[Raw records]

▽

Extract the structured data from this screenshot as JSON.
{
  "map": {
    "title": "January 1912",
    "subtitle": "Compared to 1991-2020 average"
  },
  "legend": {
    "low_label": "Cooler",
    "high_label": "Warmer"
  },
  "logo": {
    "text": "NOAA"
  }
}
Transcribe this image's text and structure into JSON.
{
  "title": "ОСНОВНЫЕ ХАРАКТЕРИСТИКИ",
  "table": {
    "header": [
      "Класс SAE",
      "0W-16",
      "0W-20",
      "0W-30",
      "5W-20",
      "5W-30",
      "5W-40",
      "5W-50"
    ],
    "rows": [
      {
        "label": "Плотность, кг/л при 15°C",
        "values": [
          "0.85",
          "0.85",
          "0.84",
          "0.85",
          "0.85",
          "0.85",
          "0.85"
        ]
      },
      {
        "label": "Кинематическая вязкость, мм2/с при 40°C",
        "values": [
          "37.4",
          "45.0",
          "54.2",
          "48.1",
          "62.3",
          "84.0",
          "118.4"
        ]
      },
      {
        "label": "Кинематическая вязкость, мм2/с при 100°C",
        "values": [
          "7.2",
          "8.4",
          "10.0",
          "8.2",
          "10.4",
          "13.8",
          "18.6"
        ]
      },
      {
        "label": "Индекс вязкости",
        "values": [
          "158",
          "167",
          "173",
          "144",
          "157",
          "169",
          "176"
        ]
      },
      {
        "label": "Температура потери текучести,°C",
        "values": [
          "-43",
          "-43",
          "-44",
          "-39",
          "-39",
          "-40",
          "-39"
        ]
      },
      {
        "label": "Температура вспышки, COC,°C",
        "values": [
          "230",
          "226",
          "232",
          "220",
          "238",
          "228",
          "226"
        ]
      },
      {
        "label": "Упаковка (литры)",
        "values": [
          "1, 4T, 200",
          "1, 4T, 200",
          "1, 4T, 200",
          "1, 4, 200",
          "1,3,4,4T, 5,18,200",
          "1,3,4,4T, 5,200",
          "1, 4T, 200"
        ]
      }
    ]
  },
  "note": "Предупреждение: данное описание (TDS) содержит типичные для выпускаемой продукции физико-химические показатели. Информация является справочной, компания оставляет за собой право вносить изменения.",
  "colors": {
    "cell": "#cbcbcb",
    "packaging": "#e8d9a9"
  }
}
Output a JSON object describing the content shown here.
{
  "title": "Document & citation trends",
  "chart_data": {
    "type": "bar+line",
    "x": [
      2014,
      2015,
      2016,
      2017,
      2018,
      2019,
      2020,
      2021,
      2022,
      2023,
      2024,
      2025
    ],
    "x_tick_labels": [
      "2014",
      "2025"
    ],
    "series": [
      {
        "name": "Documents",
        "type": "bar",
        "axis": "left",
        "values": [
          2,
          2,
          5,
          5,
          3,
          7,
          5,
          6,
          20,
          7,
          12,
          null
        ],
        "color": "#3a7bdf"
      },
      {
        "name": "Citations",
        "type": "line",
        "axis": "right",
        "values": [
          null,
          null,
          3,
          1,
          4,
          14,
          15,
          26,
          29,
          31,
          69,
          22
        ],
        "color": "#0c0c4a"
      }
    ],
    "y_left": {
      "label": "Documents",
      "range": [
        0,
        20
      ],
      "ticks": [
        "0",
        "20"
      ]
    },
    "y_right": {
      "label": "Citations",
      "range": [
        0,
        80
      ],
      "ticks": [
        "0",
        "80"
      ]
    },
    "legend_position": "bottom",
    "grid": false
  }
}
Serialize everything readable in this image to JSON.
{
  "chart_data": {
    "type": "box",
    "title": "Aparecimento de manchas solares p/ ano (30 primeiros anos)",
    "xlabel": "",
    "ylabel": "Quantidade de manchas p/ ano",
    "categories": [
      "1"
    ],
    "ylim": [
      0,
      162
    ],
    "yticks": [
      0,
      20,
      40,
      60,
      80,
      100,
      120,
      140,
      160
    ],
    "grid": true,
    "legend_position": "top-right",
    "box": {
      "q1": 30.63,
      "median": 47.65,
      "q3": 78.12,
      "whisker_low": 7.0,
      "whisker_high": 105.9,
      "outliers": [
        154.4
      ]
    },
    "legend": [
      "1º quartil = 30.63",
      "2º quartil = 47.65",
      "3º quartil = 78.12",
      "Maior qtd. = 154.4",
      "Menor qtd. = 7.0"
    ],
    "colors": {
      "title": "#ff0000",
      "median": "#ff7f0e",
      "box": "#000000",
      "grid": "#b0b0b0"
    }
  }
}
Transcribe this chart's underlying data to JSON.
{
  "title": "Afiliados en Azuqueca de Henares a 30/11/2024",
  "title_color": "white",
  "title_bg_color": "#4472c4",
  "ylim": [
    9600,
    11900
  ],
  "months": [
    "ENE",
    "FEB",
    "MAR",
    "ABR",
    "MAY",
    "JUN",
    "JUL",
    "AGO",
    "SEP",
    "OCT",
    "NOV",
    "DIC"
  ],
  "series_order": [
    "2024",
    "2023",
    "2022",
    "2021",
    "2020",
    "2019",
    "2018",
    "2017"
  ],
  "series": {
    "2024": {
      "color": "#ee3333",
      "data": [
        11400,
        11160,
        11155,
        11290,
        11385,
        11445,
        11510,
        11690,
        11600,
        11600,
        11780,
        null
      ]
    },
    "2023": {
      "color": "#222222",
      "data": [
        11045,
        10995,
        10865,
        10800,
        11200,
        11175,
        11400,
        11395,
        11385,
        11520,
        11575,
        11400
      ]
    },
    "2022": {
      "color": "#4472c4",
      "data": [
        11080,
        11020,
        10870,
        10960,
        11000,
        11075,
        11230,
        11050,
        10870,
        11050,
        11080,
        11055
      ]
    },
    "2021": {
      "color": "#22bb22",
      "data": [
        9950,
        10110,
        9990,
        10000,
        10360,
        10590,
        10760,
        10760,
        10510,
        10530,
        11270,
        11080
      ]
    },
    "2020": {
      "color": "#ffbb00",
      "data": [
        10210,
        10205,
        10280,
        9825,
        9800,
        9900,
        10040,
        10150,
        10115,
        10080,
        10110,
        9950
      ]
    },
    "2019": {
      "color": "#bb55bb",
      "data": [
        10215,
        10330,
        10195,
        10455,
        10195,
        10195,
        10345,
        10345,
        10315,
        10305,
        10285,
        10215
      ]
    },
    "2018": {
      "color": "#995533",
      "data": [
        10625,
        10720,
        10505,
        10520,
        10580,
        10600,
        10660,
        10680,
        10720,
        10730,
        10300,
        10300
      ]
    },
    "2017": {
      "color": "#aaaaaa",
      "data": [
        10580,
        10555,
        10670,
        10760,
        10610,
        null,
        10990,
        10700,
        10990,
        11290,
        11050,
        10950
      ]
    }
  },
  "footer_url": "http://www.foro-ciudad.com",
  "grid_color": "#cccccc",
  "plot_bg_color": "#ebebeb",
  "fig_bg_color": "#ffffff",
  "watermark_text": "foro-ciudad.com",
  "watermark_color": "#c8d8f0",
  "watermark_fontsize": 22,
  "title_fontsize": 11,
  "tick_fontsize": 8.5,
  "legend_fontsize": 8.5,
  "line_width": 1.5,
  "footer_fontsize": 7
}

△

### AIM OF THE TASK
Check each line of the data above for the string "JSON" and report only how many lines have it.

### RESULT
5